Figure record listings
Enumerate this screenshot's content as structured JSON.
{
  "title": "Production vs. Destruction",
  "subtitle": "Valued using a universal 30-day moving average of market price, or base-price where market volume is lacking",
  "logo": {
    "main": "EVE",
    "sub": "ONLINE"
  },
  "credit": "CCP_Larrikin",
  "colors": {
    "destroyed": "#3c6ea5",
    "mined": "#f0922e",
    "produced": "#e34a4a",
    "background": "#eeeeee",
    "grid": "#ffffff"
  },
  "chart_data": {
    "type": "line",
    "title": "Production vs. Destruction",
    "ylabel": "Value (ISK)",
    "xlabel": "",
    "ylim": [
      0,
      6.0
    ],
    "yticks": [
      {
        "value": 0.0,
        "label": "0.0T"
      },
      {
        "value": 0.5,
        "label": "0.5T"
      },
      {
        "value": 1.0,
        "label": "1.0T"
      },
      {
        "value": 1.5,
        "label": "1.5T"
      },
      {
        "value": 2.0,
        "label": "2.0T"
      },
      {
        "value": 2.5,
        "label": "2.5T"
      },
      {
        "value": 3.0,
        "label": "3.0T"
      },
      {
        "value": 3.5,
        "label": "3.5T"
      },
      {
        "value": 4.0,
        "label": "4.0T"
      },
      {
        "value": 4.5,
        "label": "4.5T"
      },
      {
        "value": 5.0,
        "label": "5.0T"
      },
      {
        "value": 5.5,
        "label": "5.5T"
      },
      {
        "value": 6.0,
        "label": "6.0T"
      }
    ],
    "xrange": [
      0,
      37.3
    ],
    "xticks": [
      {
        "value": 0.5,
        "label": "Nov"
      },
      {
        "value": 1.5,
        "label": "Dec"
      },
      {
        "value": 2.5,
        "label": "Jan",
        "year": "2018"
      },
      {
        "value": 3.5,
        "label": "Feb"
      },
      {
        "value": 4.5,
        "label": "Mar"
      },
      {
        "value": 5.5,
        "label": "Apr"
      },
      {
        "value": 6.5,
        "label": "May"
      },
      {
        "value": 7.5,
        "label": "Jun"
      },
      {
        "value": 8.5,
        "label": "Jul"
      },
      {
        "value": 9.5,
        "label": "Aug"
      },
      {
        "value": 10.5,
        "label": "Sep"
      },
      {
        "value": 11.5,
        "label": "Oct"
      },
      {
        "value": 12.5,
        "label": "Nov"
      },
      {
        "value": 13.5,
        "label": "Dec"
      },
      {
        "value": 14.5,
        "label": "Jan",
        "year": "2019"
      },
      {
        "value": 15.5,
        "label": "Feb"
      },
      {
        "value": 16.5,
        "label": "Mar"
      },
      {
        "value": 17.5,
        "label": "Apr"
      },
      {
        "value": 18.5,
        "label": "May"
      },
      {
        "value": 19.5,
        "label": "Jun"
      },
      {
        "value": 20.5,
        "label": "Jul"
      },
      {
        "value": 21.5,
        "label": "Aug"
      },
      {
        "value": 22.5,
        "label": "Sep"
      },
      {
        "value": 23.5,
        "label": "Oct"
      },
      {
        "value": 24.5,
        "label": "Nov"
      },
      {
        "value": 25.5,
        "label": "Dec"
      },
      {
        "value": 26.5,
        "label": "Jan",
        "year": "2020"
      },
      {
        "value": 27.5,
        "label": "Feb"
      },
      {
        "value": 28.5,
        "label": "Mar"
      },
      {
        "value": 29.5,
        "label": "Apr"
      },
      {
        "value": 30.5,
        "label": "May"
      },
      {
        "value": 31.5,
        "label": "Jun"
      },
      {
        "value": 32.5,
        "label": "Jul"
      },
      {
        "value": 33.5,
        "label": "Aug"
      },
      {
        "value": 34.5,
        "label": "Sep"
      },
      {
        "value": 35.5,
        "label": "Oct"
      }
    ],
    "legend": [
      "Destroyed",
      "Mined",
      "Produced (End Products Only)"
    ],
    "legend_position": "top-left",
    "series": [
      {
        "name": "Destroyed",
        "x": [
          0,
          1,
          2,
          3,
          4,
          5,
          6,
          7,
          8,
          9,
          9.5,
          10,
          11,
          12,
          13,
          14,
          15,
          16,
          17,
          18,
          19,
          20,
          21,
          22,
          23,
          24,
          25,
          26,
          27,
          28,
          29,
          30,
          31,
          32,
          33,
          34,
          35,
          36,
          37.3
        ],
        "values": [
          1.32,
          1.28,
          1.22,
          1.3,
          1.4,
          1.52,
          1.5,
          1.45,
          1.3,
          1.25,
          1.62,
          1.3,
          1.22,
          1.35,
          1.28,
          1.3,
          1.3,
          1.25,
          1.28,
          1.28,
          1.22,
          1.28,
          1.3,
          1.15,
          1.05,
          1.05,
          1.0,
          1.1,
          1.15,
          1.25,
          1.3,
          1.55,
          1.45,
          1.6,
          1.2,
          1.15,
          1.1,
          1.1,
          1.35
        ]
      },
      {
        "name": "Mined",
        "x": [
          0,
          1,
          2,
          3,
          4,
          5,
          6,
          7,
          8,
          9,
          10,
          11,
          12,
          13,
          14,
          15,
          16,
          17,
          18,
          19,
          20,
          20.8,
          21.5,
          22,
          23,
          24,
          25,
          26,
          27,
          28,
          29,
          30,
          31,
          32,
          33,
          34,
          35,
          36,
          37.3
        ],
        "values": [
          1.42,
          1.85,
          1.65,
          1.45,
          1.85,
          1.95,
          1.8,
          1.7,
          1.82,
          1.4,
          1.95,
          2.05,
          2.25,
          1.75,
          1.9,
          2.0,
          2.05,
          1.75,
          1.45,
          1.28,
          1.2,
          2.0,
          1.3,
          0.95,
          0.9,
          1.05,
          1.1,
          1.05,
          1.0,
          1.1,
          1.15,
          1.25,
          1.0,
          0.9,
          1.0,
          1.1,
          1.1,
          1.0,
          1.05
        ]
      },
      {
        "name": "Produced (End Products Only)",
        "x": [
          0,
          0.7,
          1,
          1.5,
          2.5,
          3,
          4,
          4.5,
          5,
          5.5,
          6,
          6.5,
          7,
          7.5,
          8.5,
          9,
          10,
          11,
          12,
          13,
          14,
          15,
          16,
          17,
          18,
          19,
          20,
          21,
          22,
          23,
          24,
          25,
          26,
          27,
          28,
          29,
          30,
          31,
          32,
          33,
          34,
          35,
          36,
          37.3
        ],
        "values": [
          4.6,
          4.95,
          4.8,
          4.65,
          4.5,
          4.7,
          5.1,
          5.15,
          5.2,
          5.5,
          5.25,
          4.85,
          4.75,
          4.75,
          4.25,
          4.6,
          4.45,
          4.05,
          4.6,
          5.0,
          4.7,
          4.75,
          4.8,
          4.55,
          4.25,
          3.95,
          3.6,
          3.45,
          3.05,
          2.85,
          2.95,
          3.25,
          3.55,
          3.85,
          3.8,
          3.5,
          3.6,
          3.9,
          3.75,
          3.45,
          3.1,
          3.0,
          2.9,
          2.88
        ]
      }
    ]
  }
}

## EXERCISE DIRECTIONS
Reproduce every line of the listing above in which the string "Only" appears.

## TASK ANSWER
      "Produced (End Products Only)"
        "name": "Produced (End Products Only)",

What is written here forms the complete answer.